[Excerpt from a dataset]

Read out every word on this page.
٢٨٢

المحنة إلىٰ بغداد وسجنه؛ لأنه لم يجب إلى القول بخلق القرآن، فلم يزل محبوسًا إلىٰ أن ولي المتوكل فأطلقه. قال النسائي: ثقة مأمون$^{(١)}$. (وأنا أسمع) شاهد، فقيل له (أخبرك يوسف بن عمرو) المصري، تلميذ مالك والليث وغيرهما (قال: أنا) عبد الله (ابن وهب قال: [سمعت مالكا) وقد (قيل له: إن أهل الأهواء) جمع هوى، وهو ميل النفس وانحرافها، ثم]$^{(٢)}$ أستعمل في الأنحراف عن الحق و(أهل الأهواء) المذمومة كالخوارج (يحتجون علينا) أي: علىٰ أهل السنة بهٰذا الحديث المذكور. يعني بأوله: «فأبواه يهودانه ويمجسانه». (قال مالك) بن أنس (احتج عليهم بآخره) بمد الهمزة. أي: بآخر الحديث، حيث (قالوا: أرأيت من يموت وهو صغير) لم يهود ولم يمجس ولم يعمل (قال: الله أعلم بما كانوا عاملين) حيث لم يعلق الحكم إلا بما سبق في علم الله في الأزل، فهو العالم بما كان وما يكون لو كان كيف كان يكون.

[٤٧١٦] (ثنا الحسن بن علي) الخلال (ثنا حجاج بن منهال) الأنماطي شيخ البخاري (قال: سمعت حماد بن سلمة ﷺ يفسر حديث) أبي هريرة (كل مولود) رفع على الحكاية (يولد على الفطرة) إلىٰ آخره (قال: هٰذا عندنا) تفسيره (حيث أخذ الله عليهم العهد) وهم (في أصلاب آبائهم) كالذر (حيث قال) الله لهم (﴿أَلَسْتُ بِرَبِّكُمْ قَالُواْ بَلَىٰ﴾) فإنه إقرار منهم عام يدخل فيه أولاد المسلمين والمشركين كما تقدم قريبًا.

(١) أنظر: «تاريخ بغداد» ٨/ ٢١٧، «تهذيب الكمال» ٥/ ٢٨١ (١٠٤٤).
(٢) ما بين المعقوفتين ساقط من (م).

> WHAT THE EXERCISE ASKS
State the number of lines in the records that include "عليهم", and write nothing else.

> WRITTEN ANSWER
2